What to do:
Repeat the records verbatim and leave the pictures out of your copy.

Data in this exercise:
────

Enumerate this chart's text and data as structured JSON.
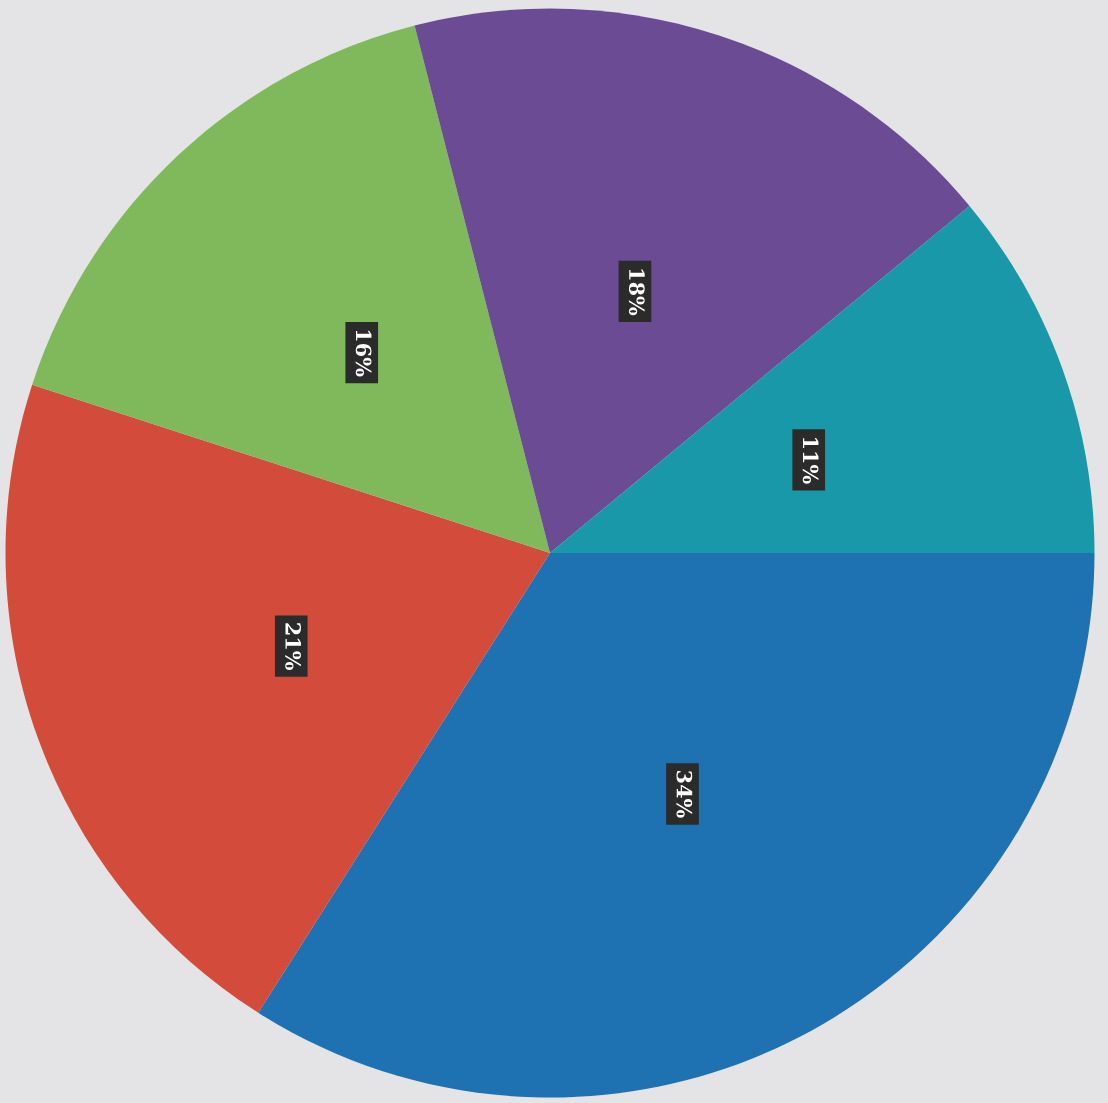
{
  "chart_data": {
    "type": "pie",
    "categories": [
      null,
      null,
      null,
      null,
      null
    ],
    "values": [
      34,
      21,
      16,
      18,
      11
    ],
    "colors": [
      "#1f72b2",
      "#d24b3b",
      "#7fb95c",
      "#6a4b94",
      "#1898a8"
    ],
    "value_labels": [
      "34%",
      "21%",
      "16%",
      "18%",
      "11%"
    ]
  }
}
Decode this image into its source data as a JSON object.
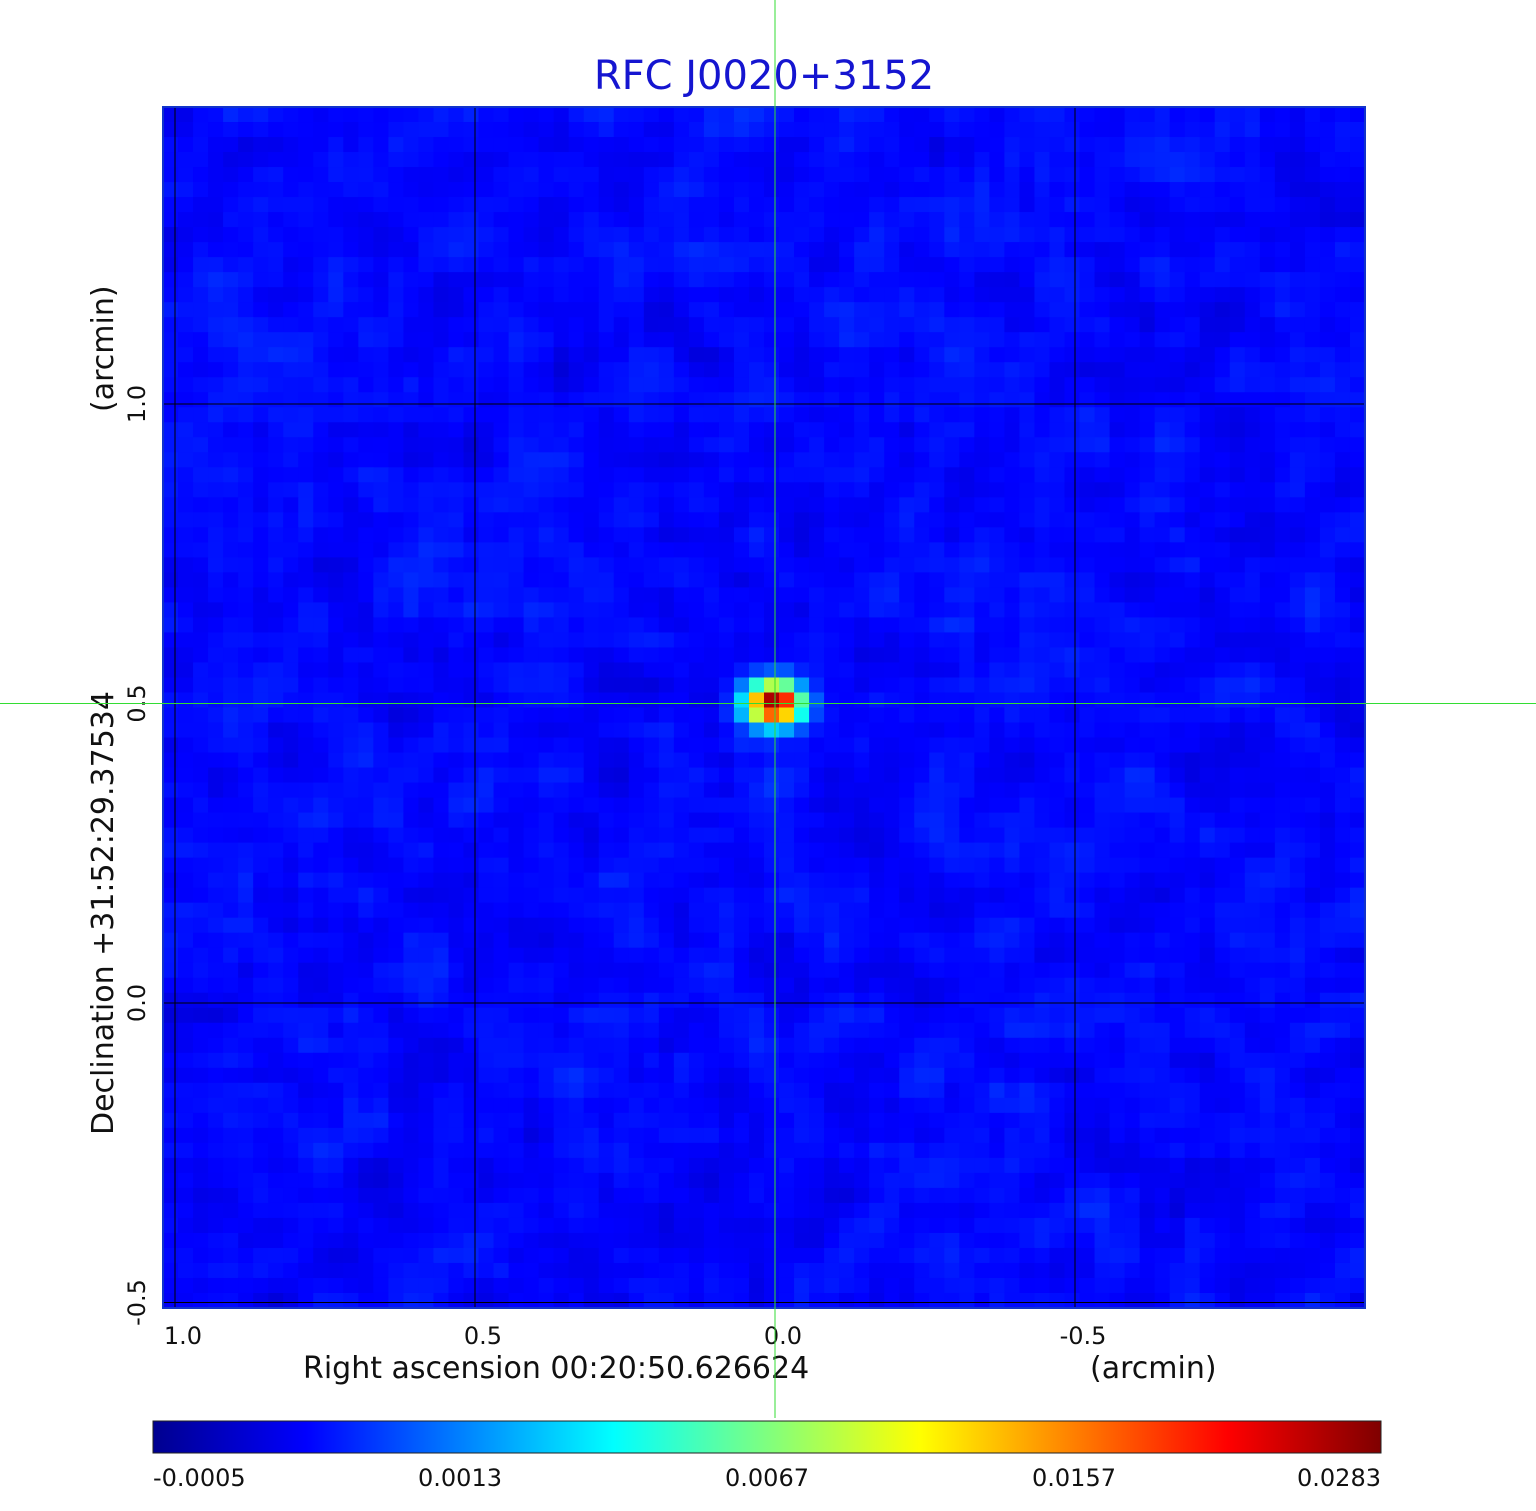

────

Task output:
Enumerate this chart's text and data as structured JSON.
{
  "chart_data": {
    "type": "pie",
    "categories": [
      null,
      null,
      null,
      null,
      null
    ],
    "values": [
      34,
      21,
      16,
      18,
      11
    ],
    "colors": [
      "#1f72b2",
      "#d24b3b",
      "#7fb95c",
      "#6a4b94",
      "#1898a8"
    ],
    "value_labels": [
      "34%",
      "21%",
      "16%",
      "18%",
      "11%"
    ]
  }
}
Decode this image into its source data as a JSON object.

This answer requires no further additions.